'''

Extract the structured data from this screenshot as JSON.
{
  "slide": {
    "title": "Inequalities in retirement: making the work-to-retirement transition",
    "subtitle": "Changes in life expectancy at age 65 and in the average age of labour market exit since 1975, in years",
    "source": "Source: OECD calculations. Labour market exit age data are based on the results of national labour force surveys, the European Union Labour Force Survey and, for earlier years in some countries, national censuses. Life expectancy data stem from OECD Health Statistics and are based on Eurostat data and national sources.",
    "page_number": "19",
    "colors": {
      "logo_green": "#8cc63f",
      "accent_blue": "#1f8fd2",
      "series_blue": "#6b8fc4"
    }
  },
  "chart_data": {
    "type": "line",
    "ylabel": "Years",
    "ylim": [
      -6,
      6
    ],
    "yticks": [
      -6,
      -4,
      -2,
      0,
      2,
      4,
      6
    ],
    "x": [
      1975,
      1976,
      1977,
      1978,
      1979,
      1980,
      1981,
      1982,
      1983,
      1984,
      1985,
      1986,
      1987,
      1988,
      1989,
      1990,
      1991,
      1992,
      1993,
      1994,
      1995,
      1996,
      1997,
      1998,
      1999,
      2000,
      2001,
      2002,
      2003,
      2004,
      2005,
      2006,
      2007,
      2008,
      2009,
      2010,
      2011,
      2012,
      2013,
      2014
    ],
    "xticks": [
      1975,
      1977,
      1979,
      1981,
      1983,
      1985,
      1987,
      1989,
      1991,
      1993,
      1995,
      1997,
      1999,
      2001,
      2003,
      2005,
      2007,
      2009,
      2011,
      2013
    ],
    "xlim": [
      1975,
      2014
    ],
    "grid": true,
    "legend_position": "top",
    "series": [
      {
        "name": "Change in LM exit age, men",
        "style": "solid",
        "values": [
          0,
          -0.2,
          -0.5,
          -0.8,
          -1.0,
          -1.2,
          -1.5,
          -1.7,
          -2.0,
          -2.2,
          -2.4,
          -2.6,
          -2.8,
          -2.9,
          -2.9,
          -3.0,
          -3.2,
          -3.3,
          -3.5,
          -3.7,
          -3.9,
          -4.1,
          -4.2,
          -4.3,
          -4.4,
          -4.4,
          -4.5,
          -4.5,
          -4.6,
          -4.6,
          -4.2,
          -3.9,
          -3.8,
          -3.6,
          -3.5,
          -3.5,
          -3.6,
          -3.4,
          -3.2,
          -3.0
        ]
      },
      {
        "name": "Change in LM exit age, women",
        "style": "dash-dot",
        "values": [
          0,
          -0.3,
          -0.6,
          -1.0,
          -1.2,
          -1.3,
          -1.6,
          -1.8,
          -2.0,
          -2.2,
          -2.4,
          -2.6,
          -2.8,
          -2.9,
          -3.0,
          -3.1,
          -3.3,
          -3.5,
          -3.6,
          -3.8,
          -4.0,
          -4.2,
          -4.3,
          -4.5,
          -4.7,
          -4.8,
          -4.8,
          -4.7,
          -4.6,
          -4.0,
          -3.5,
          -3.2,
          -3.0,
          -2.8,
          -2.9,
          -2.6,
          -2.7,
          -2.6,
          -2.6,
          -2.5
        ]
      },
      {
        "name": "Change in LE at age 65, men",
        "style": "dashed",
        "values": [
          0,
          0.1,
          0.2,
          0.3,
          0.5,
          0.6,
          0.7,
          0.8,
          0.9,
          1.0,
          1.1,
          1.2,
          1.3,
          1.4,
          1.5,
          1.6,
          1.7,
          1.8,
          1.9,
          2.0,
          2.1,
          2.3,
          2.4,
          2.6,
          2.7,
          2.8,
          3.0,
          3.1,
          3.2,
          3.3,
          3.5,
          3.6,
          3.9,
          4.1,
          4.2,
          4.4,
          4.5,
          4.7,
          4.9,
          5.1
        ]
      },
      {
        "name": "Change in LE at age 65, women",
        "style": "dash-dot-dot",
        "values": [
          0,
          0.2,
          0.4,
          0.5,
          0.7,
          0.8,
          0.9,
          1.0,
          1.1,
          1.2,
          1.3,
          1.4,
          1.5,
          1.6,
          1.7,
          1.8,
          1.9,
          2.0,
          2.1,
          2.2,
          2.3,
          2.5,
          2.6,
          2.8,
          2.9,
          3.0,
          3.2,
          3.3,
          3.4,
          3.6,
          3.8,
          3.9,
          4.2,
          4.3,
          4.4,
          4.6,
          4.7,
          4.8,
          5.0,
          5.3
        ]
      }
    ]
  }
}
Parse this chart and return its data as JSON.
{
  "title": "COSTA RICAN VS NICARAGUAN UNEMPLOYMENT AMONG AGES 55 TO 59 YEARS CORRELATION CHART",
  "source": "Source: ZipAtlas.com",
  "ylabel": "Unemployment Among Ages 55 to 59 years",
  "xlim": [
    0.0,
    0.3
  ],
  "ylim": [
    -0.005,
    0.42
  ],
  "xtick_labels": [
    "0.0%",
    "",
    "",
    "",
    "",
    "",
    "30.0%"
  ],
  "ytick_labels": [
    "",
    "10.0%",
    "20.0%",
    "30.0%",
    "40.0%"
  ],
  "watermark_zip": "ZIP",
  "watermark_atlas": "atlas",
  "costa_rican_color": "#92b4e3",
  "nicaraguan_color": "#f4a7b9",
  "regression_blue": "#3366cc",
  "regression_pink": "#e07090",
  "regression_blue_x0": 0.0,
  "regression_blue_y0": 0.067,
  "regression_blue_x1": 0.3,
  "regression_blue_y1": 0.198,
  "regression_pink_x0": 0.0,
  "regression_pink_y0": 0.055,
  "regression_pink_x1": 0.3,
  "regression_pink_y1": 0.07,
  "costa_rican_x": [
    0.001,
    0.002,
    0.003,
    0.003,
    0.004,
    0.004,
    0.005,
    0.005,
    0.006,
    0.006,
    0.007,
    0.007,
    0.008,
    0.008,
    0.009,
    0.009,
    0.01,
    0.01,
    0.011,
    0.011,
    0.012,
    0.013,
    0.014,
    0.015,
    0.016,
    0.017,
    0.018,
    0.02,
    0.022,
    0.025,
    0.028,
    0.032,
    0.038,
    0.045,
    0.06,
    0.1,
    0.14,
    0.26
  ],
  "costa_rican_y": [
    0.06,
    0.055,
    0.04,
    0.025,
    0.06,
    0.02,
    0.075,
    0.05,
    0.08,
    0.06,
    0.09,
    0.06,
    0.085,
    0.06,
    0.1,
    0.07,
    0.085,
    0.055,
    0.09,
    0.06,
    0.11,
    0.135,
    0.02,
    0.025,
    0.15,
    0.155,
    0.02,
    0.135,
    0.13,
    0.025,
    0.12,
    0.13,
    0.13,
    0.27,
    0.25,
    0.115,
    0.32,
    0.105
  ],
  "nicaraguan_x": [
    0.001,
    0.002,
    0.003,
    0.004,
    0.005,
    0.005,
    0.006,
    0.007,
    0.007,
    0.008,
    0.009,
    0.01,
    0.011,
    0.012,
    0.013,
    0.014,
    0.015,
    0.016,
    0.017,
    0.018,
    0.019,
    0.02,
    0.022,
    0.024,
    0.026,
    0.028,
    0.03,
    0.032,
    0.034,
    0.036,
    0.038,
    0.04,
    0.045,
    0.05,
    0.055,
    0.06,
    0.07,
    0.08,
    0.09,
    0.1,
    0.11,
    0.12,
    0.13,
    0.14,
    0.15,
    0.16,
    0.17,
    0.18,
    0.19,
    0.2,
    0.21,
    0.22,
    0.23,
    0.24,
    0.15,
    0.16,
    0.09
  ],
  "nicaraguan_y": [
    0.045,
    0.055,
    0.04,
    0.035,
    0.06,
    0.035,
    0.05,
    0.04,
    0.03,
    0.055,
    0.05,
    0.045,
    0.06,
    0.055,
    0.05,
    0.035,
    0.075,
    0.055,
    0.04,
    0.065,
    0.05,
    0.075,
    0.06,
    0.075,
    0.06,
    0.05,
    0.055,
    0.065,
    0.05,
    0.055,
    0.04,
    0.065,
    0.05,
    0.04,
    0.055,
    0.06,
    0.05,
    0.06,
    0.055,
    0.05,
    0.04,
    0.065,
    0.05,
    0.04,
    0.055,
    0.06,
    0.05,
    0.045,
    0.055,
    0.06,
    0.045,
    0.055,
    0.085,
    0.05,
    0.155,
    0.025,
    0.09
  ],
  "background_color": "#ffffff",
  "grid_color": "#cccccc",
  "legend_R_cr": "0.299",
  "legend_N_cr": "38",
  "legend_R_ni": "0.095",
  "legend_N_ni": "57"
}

'''

[THE PROBLEM]
Locate the word "JSON" in the data above. Copy every line carrying it.

[SOLUTION FOR THIS TASK]
Extract the structured data from this screenshot as JSON.
Parse this chart and return its data as JSON.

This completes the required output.